> Problem description
Quote every line of the records below verbatim, preserving their order and wording without any change.

> Record list
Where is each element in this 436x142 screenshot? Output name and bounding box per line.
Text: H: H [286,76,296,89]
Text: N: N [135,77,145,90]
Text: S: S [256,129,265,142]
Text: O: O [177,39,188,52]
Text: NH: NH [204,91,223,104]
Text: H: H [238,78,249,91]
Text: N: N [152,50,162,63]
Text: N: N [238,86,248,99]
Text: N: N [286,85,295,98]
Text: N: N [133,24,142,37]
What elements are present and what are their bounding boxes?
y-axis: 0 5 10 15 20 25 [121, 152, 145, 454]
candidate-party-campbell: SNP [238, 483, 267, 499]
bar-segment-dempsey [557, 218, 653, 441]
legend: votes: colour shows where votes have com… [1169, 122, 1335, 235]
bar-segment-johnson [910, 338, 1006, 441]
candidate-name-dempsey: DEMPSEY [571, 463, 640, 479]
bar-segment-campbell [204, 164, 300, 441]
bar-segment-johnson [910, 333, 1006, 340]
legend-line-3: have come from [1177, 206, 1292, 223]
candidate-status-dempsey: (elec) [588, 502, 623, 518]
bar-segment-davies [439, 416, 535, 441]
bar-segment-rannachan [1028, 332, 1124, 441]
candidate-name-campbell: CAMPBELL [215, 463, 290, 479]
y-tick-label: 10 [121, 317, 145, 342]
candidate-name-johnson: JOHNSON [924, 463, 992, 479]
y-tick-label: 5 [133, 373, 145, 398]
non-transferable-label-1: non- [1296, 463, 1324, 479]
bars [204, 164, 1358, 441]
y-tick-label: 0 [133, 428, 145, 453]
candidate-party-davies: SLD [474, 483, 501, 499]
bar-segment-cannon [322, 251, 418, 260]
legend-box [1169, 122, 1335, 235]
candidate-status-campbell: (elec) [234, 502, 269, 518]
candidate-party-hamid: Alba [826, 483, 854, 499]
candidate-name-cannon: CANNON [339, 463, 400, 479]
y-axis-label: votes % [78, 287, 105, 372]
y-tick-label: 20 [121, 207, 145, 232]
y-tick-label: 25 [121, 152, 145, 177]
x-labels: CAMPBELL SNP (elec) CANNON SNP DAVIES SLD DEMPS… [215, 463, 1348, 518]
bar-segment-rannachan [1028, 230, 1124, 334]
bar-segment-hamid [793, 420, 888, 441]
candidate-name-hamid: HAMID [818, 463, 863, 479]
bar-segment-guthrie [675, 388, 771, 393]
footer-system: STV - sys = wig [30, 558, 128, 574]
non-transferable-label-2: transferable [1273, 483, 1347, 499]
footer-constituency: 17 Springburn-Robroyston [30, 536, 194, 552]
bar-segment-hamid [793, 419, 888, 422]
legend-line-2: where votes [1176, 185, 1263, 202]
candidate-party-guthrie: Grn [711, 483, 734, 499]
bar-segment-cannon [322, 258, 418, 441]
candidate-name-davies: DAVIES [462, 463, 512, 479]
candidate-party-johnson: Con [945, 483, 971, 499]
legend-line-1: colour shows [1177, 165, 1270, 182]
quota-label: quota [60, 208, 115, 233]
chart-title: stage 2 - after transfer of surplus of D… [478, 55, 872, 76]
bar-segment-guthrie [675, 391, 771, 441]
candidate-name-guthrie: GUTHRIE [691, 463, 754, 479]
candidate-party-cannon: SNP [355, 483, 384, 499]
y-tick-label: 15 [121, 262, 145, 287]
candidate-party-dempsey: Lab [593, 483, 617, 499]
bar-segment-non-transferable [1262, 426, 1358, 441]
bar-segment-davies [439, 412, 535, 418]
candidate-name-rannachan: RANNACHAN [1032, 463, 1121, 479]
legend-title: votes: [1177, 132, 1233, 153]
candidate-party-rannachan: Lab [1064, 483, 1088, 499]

> Exercise result
Where is each element in this 436x142 screenshot? Output name and bounding box per line.
Text: H: H [286,76,296,89]
Text: N: N [135,77,145,90]
Text: S: S [256,129,265,142]
Text: O: O [177,39,188,52]
Text: NH: NH [204,91,223,104]
Text: H: H [238,78,249,91]
Text: N: N [152,50,162,63]
Text: N: N [238,86,248,99]
Text: N: N [286,85,295,98]
Text: N: N [133,24,142,37]
What elements are present and what are their bounding boxes?
y-axis: 0 5 10 15 20 25 [121, 152, 145, 454]
candidate-party-campbell: SNP [238, 483, 267, 499]
bar-segment-dempsey [557, 218, 653, 441]
legend: votes: colour shows where votes have com… [1169, 122, 1335, 235]
bar-segment-johnson [910, 338, 1006, 441]
candidate-name-dempsey: DEMPSEY [571, 463, 640, 479]
bar-segment-campbell [204, 164, 300, 441]
bar-segment-johnson [910, 333, 1006, 340]
legend-line-3: have come from [1177, 206, 1292, 223]
candidate-status-dempsey: (elec) [588, 502, 623, 518]
bar-segment-davies [439, 416, 535, 441]
bar-segment-rannachan [1028, 332, 1124, 441]
candidate-name-campbell: CAMPBELL [215, 463, 290, 479]
y-tick-label: 10 [121, 317, 145, 342]
candidate-name-johnson: JOHNSON [924, 463, 992, 479]
y-tick-label: 5 [133, 373, 145, 398]
non-transferable-label-1: non- [1296, 463, 1324, 479]
bars [204, 164, 1358, 441]
y-tick-label: 0 [133, 428, 145, 453]
candidate-party-davies: SLD [474, 483, 501, 499]
bar-segment-cannon [322, 251, 418, 260]
legend-box [1169, 122, 1335, 235]
candidate-status-campbell: (elec) [234, 502, 269, 518]
candidate-party-hamid: Alba [826, 483, 854, 499]
candidate-name-cannon: CANNON [339, 463, 400, 479]
y-axis-label: votes % [78, 287, 105, 372]
y-tick-label: 20 [121, 207, 145, 232]
y-tick-label: 25 [121, 152, 145, 177]
x-labels: CAMPBELL SNP (elec) CANNON SNP DAVIES SLD DEMPS… [215, 463, 1348, 518]
bar-segment-rannachan [1028, 230, 1124, 334]
bar-segment-hamid [793, 420, 888, 441]
candidate-name-hamid: HAMID [818, 463, 863, 479]
bar-segment-guthrie [675, 388, 771, 393]
footer-system: STV - sys = wig [30, 558, 128, 574]
non-transferable-label-2: transferable [1273, 483, 1347, 499]
footer-constituency: 17 Springburn-Robroyston [30, 536, 194, 552]
bar-segment-hamid [793, 419, 888, 422]
legend-line-2: where votes [1176, 185, 1263, 202]
candidate-party-guthrie: Grn [711, 483, 734, 499]
bar-segment-cannon [322, 258, 418, 441]
candidate-name-davies: DAVIES [462, 463, 512, 479]
candidate-party-johnson: Con [945, 483, 971, 499]
legend-line-1: colour shows [1177, 165, 1270, 182]
quota-label: quota [60, 208, 115, 233]
chart-title: stage 2 - after transfer of surplus of D… [478, 55, 872, 76]
bar-segment-guthrie [675, 391, 771, 441]
candidate-name-guthrie: GUTHRIE [691, 463, 754, 479]
candidate-party-cannon: SNP [355, 483, 384, 499]
y-tick-label: 15 [121, 262, 145, 287]
candidate-party-dempsey: Lab [593, 483, 617, 499]
bar-segment-non-transferable [1262, 426, 1358, 441]
bar-segment-davies [439, 412, 535, 418]
candidate-name-rannachan: RANNACHAN [1032, 463, 1121, 479]
legend-title: votes: [1177, 132, 1233, 153]
candidate-party-rannachan: Lab [1064, 483, 1088, 499]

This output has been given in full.